Set exercise -> Pick out and copy every line below that has the word "name".

+---+

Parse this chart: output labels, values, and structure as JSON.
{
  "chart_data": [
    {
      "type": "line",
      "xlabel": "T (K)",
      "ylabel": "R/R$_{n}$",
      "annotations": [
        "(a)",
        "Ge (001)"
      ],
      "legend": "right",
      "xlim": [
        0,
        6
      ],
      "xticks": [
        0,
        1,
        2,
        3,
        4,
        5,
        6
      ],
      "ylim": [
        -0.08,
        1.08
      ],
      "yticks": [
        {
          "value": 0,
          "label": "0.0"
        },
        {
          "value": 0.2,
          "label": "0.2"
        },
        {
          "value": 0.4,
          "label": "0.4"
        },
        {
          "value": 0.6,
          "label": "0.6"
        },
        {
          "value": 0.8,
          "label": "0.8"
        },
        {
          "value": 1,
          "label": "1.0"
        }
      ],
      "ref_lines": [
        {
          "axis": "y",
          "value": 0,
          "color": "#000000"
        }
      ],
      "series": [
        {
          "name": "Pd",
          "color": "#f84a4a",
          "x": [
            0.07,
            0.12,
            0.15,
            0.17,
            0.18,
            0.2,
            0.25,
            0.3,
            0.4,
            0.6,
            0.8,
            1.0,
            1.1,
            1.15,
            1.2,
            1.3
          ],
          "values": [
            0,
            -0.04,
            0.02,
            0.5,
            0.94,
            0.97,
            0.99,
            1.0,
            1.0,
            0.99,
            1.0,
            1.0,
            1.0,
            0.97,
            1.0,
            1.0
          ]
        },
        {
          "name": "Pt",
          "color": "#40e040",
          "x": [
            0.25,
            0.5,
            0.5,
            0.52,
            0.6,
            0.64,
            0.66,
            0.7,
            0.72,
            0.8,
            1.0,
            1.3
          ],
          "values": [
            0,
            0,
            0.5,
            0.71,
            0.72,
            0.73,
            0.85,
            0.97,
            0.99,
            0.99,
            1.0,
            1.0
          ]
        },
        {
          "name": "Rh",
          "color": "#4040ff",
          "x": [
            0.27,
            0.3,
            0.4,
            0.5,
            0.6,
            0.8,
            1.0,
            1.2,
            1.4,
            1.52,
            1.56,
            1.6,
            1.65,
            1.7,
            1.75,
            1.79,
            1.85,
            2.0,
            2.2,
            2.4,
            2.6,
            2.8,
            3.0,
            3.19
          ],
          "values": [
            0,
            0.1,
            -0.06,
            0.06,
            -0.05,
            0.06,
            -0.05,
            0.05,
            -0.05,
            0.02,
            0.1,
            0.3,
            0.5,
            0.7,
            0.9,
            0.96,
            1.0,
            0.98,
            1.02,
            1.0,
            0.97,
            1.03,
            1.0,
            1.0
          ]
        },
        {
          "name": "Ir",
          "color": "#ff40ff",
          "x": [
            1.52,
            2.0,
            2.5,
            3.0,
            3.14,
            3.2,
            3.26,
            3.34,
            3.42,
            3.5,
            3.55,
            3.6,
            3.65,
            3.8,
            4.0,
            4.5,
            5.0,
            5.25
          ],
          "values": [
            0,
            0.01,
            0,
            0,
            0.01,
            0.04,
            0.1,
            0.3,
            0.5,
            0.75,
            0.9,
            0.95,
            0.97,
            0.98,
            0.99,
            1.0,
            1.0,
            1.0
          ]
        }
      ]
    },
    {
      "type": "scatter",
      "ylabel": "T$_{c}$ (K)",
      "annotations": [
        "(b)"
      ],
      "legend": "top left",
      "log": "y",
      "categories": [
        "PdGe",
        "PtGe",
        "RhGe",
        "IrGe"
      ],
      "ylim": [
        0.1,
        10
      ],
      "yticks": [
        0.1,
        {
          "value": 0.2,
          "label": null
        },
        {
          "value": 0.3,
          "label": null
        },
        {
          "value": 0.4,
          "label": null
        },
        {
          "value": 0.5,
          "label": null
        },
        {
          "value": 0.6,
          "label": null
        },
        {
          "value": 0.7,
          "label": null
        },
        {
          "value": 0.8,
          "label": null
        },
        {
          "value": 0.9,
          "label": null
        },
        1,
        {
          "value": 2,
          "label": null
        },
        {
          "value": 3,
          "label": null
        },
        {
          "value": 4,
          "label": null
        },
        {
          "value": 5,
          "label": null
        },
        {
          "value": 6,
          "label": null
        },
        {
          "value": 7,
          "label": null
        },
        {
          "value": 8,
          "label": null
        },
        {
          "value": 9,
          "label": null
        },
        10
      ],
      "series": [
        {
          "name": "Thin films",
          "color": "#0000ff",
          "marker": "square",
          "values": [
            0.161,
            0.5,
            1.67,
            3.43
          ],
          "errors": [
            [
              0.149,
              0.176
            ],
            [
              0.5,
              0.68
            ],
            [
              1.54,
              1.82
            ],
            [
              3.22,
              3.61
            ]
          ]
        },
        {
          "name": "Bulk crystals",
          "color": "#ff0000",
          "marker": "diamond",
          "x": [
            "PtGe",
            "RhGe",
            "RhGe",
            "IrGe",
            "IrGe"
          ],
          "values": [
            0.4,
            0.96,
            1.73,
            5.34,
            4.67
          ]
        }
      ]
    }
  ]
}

+---+

Finished task ->
          "name": "Pd",
          "name": "Pt",
          "name": "Rh",
          "name": "Ir",
          "name": "Thin films",
          "name": "Bulk crystals",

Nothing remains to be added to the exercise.